The Problem
Spain's rail network runs approximately 15,000 km of track and generates millions of train-kilometres of vibration and acoustic data every year. Auscultation trains — the vehicles that measure rail health — are among the most sophisticated instruments in the maintenance toolkit. The data they collect is detailed, structured, and theoretically actionable.
In practice, it arrives as a PDF.
From sensor to maintenance engineer, the chain looks like this: data is collected, processed centrally, formatted into a report, distributed by email, and interpreted by the engineer who has to decide — often in the same meeting where a dozen other things are being prioritized — where to send a crew this week. By the time a corrugation defect reaches someone with the authority to act, days or weeks have passed since it was first detectable in the signal.
The 2022 Adamuz accident put Spain's rail safety infrastructure under national scrutiny. Among the gaps it made visible: the distance between what the system knows and what reaches the people who can do something about it. BaseLine was built to address one specific part of that gap — the auscultation problem.
Research and Validation
Before building anything, I ran a structured opportunity validation of the problem space, approaching it as a UX researcher with deliberate skepticism toward "tech-solvable" framings.
The structural problems are real: periodicity gaps between auscultation passes, low signal-to-noise in raw data, fragmented visibility across field crews and control rooms, and manual escalation latency that forces reactive rather than preventive work. These are not anecdotal — they're structural to how the current inspection workflow operates.
The primary user for the MVP is one person: the maintenance triage engineer. Not drivers, not regulators, not operations controllers, not executives. The triage engineer already makes prioritization decisions, already feels the pain of late detection, and can act without changing train operations. Every other user group was explicitly out of scope for the first version.
Strong problem, high complexity, significant adoption risk. The recommendation: do not build a full platform first. Start with one defect class, one corridor, one user group. Prove that earlier detection changes behavior before expanding anything.
High false-positive rates cause rapid abandonment. Black-box predictions are ignored or distrusted. Union concerns about surveillance and blame are real blockers. Any system that implies "missed defects" creates liability tension with regulators. These are not UX problems — they are political and organizational constraints that had to shape the design from the start.
The MVP Wedge
The scope definition was as important as any design decision in the project. The wedge was chosen to be narrow enough to survive organizational politics, useful enough to change behavior, and legible enough to earn trust from regulators and engineers.

| Data supplied |
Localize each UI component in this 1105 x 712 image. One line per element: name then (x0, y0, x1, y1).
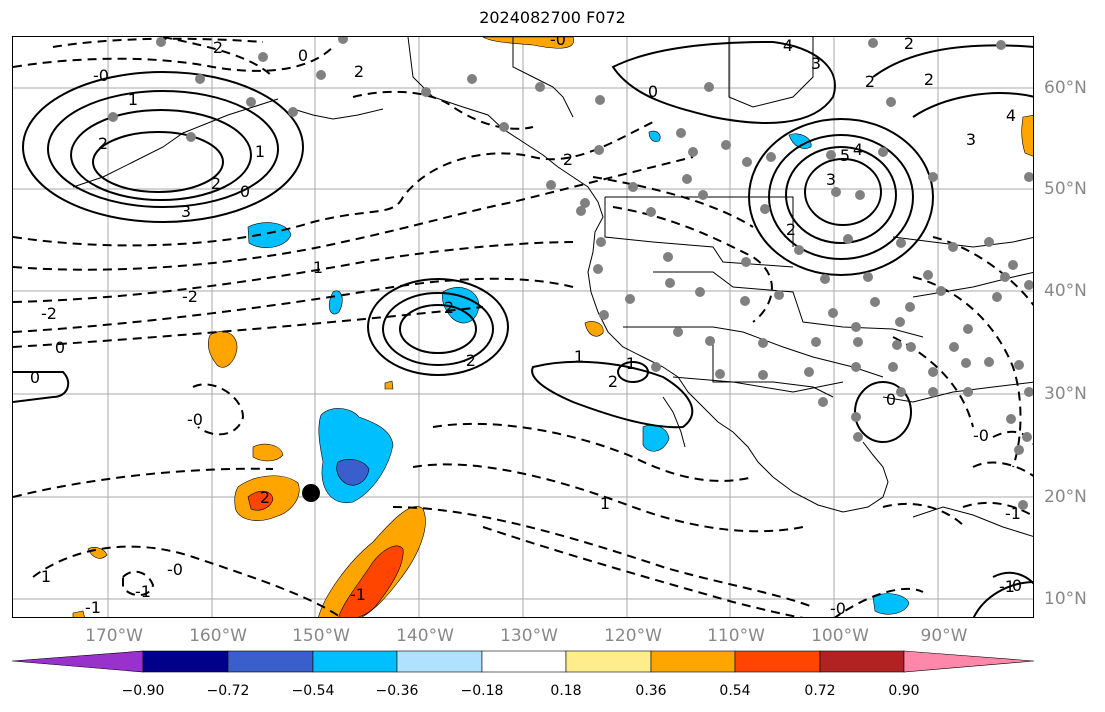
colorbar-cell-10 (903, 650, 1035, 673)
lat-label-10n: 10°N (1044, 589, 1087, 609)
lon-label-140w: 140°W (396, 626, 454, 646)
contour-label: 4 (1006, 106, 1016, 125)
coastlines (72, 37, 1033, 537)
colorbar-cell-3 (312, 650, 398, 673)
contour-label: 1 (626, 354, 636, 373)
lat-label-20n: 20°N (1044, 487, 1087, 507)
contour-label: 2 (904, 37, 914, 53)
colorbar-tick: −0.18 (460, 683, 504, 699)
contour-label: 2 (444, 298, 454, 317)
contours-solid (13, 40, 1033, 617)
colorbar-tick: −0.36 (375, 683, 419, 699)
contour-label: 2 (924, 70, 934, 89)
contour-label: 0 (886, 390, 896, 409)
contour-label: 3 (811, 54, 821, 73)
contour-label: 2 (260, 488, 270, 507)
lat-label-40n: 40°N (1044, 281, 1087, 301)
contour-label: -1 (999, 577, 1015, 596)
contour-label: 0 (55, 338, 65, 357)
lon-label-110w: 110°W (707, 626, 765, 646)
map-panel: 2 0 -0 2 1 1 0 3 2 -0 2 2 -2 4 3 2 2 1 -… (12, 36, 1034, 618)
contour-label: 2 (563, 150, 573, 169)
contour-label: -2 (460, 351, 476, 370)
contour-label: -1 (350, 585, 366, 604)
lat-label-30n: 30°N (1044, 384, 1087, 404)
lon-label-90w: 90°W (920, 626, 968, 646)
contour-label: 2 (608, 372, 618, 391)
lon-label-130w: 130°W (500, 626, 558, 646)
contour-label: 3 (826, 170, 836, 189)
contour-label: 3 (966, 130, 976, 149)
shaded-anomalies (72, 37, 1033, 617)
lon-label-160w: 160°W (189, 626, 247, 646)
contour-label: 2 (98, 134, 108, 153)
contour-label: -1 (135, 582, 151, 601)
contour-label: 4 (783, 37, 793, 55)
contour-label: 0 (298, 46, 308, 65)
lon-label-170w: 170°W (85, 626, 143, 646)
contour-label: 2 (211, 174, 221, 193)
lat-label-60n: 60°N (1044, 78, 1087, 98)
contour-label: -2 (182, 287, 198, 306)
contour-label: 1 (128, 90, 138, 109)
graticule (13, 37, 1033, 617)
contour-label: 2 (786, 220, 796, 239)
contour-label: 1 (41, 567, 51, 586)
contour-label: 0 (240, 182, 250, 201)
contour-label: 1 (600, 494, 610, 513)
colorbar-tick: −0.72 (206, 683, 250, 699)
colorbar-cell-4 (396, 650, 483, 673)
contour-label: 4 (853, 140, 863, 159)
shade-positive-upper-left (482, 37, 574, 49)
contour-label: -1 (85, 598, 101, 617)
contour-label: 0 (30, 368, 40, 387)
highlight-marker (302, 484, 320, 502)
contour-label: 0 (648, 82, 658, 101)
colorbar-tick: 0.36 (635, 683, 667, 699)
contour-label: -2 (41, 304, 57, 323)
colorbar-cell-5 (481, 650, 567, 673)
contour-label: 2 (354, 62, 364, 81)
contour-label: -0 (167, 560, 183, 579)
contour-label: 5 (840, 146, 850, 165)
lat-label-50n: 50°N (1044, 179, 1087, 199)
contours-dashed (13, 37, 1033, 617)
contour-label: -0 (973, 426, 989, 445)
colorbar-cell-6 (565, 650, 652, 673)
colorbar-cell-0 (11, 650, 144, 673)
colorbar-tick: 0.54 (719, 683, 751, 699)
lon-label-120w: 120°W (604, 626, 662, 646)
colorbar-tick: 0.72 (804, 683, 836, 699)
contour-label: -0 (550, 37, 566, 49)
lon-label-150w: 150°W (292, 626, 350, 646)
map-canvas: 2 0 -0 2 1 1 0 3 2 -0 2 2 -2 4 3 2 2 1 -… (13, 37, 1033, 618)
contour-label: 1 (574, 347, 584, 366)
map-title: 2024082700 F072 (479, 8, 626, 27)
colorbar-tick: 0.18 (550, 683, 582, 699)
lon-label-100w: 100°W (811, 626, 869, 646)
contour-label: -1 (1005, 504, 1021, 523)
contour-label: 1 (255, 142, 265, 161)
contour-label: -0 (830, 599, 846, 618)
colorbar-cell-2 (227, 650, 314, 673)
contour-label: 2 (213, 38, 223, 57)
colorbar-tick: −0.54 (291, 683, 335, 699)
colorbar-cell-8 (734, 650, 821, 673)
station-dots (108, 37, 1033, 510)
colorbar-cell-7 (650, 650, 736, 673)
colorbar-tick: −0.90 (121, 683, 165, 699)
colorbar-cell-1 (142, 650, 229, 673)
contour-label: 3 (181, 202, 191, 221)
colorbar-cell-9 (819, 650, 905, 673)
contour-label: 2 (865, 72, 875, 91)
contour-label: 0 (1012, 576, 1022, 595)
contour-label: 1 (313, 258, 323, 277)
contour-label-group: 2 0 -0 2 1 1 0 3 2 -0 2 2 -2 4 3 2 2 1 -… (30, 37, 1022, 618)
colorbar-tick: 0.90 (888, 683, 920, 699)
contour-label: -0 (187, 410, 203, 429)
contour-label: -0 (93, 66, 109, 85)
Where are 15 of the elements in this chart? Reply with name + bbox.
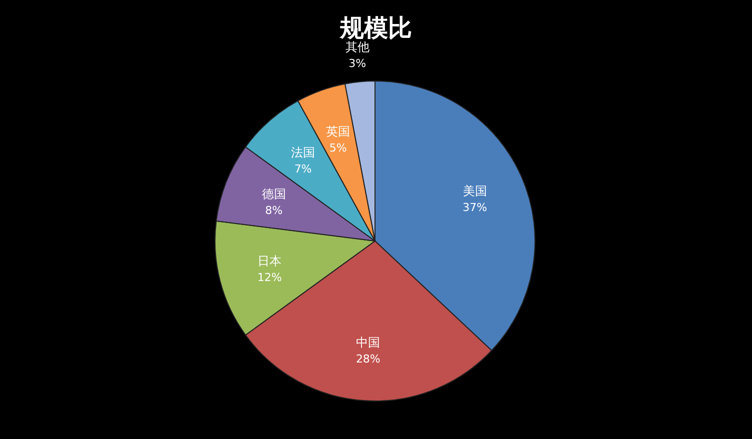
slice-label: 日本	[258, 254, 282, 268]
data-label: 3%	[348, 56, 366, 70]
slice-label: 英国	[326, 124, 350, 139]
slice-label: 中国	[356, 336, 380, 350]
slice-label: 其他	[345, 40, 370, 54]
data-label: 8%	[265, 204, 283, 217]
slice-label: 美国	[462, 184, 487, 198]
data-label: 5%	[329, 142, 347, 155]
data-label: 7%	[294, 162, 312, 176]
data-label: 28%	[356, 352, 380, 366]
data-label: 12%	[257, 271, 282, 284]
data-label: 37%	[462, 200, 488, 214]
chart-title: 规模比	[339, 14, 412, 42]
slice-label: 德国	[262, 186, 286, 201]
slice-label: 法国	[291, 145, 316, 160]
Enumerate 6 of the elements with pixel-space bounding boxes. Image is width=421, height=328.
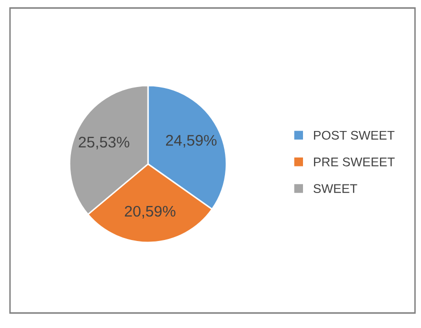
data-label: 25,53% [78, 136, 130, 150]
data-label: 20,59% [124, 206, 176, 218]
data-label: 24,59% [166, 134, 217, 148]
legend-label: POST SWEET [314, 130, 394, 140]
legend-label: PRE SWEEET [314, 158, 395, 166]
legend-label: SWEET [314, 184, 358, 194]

| Set task 1 |
Copy the passage of the rail auscultation case study word for word, starting with "The primary user" and going on through "before expanding anything.".
| Set task 2 |
Resume the rail auscultation case study from its final sentence and extend it with the paragraphs that would come next.

| Exercise output 1 |
The primary user for the MVP is one person: the maintenance triage engineer. Not drivers, not regulators, not operations controllers, not executives. The triage engineer already makes prioritization decisions, already feels the pain of late detection, and can act without changing train operations. Every other user group was explicitly out of scope for the first version.
Strong problem, high complexity, significant adoption risk. The recommendation: do not build a full platform first. Start with one defect class, one corridor, one user group. Prove that earlier detection changes behavior before expanding anything.

| Exercise output 2 |
Rail corrugation produces distinct acoustic and vibration signatures, develops gradually (giving time for detection and response), and is already well-understood by maintenance engineers — which makes trust calibration easier. High-speed AVE lines were explicitly excluded from the MVP: the political and safety risk is too high to begin there.
A single high-traffic commuter corridor with mixed rolling stock and known historical maintenance issues. The primary job: "help you decide where to look first this week." Not prediction. Not replacement of inspections. Not real-time alerting. Triage support for the weekly prioritization decision engineers are already making.
What the MVP explicitly does not do: It does not alert drivers in real time. It does not trigger automatic slow orders. It does not replace inspections. It does not rank crew or driver performance. It does not provide predictive failure timelines ("failure in X days"). Each of these non-goals was a deliberate choice to reduce adoption friction and liability risk.
What I Designed
The prototype is a web-first triage interface built in Figma Make — a working React application, not a mockup. It has two primary views.
Anomaly list — the triage view
The primary screen is a sortable, filterable table of detected anomalies for the corridor. Four KPI cards at the top give the engineer an immediate read on the current situation: total detections, pending review, high severity, and worsening trend. Every row shows the five signals needed to make a triage decision without clicking through: location (PK marker), severity band, confidence level, trend direction, and corroboration status. Filters collapse to severity, confidence, trend, and status — no more, no fewer.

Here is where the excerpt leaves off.